Task requirements -
Repeat the listing in full, exactly as it stands.

Data rows -
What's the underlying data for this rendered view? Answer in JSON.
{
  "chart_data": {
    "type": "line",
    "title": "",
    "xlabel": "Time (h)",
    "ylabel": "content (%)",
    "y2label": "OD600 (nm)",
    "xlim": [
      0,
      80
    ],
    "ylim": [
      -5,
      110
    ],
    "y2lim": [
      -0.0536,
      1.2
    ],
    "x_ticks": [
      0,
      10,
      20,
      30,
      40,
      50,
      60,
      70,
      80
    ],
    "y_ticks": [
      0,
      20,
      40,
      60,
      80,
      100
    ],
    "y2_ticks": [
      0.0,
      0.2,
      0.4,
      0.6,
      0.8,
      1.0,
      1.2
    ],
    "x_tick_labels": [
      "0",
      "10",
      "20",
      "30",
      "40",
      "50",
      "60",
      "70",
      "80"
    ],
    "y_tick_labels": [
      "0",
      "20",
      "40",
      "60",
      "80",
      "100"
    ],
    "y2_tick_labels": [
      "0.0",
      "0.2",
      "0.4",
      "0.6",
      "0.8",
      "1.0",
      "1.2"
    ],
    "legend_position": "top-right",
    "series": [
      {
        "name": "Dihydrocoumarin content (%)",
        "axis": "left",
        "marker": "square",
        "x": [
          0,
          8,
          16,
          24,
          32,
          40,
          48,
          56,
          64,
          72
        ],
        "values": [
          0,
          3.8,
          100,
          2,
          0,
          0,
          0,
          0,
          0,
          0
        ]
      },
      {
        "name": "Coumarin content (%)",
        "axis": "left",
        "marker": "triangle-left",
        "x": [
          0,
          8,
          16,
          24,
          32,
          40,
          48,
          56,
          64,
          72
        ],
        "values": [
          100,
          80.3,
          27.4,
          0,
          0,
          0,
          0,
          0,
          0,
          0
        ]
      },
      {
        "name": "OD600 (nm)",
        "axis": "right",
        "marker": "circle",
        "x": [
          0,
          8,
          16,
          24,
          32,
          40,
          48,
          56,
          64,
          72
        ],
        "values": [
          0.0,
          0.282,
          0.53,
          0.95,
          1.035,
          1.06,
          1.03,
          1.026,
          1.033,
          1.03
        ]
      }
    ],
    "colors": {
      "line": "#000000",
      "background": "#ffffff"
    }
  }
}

Completed task -
What's the underlying data for this rendered view? Answer in JSON.
{
  "chart_data": {
    "type": "line",
    "title": "",
    "xlabel": "Time (h)",
    "ylabel": "content (%)",
    "y2label": "OD600 (nm)",
    "xlim": [
      0,
      80
    ],
    "ylim": [
      -5,
      110
    ],
    "y2lim": [
      -0.0536,
      1.2
    ],
    "x_ticks": [
      0,
      10,
      20,
      30,
      40,
      50,
      60,
      70,
      80
    ],
    "y_ticks": [
      0,
      20,
      40,
      60,
      80,
      100
    ],
    "y2_ticks": [
      0.0,
      0.2,
      0.4,
      0.6,
      0.8,
      1.0,
      1.2
    ],
    "x_tick_labels": [
      "0",
      "10",
      "20",
      "30",
      "40",
      "50",
      "60",
      "70",
      "80"
    ],
    "y_tick_labels": [
      "0",
      "20",
      "40",
      "60",
      "80",
      "100"
    ],
    "y2_tick_labels": [
      "0.0",
      "0.2",
      "0.4",
      "0.6",
      "0.8",
      "1.0",
      "1.2"
    ],
    "legend_position": "top-right",
    "series": [
      {
        "name": "Dihydrocoumarin content (%)",
        "axis": "left",
        "marker": "square",
        "x": [
          0,
          8,
          16,
          24,
          32,
          40,
          48,
          56,
          64,
          72
        ],
        "values": [
          0,
          3.8,
          100,
          2,
          0,
          0,
          0,
          0,
          0,
          0
        ]
      },
      {
        "name": "Coumarin content (%)",
        "axis": "left",
        "marker": "triangle-left",
        "x": [
          0,
          8,
          16,
          24,
          32,
          40,
          48,
          56,
          64,
          72
        ],
        "values": [
          100,
          80.3,
          27.4,
          0,
          0,
          0,
          0,
          0,
          0,
          0
        ]
      },
      {
        "name": "OD600 (nm)",
        "axis": "right",
        "marker": "circle",
        "x": [
          0,
          8,
          16,
          24,
          32,
          40,
          48,
          56,
          64,
          72
        ],
        "values": [
          0.0,
          0.282,
          0.53,
          0.95,
          1.035,
          1.06,
          1.03,
          1.026,
          1.033,
          1.03
        ]
      }
    ],
    "colors": {
      "line": "#000000",
      "background": "#ffffff"
    }
  }
}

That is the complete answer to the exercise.